WORK REQUEST 1 |
Summarize the course instructions in two sentences.
WORK REQUEST 2 |
Copy the course instructions word for word, from "6. Here are" to "(Shane Black)".

----- PASSAGE PROVIDED

  4. Begin working on encoding another issue of Hilltops using text and image files in the GitHub repository for the course (you should resync your copy of the repository to get updates since the last class).
  5. You should first copy and paste from the text files for each page of the Hilltops issue assigned to you to a new XML file using the Hilltops_19XXXXXX.xml template file. You will change the name of the file to indicate the specific year and month for your issue (e.g. "Hilltops_19281200.xml" represents the December 1928 issue). You should copy and paste between the <body> and </body> tags.
  6. Here are the first and last files for each issue we will edit:
    • Issue 1 (Dec. 1928): 1928-1929_0000027 to 1928-1929_0000045
      (Mark Wolff)
    • Issue 2 (Jan. 1929): 1928-1929_0000051 to 1928-1929_0000070
      (Brendan Andrews)
    • Issue 3 (Feb. 1929): 1928-1929_0000079 to 1928-1929_0000098
      (Joseph Avelino)
    • Issue 4 (Mar. 1929): 1928-1929_0000105 to 1928-1929_0000126
      (Shane Black)
    • Issue 5 (Apr. 1929): 1928-1929_0000135 to 1928-1929_0000154
      (Walter Casey)
    • Issue 6 (May 1929): 1928-1929_0000163 to 1928-1929_0000185
      (Nicholas Checchia)
    • Issue 7 (Nov. 1929): 1929-1930_0000195 to 1929-1930_0000214
      (Nicholas Couvaris)
    • Issue 8 (Dec. 1929): 1929-1930_0000217 to 1929-1930_0000238
      (Jayden Feliciano)
    • Issue 9 (Jan. 1930): 1929-1930_0000241 to 1929-1930_0000255
      (Christopher Gamber)

----------
----- RECORDS SHOWN

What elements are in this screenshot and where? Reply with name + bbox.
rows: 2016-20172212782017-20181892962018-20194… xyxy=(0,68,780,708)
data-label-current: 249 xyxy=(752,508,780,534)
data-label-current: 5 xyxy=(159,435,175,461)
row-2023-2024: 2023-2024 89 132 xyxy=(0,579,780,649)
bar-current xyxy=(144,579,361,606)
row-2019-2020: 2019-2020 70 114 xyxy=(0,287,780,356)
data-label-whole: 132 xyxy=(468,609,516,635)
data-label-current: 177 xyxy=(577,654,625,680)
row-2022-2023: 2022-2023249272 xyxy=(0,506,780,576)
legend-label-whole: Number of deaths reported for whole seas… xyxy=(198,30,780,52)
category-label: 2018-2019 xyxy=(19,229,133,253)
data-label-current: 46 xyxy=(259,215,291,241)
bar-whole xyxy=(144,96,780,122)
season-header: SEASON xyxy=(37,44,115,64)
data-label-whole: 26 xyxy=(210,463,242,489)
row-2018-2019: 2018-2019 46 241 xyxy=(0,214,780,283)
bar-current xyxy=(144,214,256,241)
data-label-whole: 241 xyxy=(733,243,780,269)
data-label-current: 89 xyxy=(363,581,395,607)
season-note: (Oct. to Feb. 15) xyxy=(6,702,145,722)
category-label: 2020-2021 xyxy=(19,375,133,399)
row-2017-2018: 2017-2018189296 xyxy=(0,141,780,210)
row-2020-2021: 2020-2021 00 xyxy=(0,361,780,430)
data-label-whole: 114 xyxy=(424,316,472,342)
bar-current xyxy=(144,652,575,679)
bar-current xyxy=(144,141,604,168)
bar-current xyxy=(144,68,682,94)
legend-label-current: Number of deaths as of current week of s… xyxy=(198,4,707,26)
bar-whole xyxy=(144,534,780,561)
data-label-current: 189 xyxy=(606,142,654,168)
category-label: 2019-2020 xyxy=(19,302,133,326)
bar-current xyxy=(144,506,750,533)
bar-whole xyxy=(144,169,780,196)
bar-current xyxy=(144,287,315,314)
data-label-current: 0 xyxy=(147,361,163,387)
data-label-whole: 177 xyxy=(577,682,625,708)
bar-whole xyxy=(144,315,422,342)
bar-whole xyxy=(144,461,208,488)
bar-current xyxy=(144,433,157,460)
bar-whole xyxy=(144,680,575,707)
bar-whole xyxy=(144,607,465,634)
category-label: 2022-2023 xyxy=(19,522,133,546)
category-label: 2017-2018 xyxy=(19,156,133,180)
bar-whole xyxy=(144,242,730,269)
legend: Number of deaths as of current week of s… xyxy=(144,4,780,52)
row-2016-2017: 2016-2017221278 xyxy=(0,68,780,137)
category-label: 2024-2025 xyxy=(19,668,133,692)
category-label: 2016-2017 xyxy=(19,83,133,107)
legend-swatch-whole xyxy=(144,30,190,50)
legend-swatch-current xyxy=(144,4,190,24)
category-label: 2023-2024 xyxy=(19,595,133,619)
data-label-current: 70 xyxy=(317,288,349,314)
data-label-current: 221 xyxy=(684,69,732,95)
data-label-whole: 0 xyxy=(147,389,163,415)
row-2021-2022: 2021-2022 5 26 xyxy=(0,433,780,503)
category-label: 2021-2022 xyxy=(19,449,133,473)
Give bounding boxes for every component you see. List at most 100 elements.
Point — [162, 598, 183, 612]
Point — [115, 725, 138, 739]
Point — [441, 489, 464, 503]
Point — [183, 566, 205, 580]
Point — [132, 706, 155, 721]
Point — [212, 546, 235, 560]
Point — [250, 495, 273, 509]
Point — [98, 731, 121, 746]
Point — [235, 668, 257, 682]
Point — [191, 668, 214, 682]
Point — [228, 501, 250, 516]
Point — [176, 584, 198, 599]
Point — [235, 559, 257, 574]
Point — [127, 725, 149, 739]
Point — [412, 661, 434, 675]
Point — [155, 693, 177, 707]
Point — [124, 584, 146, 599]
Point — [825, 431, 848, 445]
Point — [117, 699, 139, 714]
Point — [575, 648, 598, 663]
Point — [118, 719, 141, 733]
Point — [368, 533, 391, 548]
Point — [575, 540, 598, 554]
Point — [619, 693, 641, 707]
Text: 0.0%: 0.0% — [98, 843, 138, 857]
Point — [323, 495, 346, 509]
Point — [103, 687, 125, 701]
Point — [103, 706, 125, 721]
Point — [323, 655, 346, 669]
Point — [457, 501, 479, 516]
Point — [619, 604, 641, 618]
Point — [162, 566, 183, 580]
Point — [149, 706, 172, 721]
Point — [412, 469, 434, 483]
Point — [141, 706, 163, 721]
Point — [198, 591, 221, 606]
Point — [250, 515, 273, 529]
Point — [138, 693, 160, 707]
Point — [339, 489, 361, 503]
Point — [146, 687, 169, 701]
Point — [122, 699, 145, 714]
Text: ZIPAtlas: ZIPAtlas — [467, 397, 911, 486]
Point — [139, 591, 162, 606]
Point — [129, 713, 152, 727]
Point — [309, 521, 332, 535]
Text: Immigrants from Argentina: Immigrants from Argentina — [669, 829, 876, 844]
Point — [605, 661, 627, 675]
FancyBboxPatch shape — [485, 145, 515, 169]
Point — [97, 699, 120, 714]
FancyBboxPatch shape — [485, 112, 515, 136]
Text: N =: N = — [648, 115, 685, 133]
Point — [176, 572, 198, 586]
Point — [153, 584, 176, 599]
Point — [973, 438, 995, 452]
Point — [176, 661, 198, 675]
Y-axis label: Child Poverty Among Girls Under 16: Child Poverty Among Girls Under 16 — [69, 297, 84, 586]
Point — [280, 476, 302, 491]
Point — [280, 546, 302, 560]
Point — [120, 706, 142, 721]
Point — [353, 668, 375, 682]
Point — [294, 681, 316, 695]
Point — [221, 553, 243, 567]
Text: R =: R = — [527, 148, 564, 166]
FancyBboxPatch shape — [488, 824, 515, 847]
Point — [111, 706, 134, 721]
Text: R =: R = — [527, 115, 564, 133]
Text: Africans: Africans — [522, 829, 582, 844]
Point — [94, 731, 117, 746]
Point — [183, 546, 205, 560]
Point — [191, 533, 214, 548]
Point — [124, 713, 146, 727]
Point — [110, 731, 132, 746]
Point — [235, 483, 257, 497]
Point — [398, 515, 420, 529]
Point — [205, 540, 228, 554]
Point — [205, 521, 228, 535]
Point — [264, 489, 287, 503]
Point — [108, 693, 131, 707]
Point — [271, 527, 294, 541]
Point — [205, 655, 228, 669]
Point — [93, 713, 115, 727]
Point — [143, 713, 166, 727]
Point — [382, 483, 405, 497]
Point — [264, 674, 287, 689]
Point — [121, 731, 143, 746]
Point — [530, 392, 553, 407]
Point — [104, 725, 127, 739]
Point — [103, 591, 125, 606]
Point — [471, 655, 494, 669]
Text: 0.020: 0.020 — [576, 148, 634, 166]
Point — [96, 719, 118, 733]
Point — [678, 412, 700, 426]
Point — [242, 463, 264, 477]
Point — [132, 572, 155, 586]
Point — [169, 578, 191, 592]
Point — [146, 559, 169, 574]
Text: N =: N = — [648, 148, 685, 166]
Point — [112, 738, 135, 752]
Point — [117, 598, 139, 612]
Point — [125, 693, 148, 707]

----------

WORKED SOLUTION 1 |
Students are to begin encoding another issue of Hilltops with text and image files from the course's GitHub repository, first copying the text of each assigned page between the <body> and </body> tags of a new XML file made from the Hilltops_19XXXXXX.xml template and renamed for the issue's year and month. The instructions then give the first and last files for nine issues, running from December 1928 to January 1930, each with a name in parentheses.

WORKED SOLUTION 2 |
6. Here are the first and last files for each issue we will edit:
    • Issue 1 (Dec. 1928): 1928-1929_0000027 to 1928-1929_0000045
      (Mark Wolff)
    • Issue 2 (Jan. 1929): 1928-1929_0000051 to 1928-1929_0000070
      (Brendan Andrews)
    • Issue 3 (Feb. 1929): 1928-1929_0000079 to 1928-1929_0000098
      (Joseph Avelino)
    • Issue 4 (Mar. 1929): 1928-1929_0000105 to 1928-1929_0000126
      (Shane Black)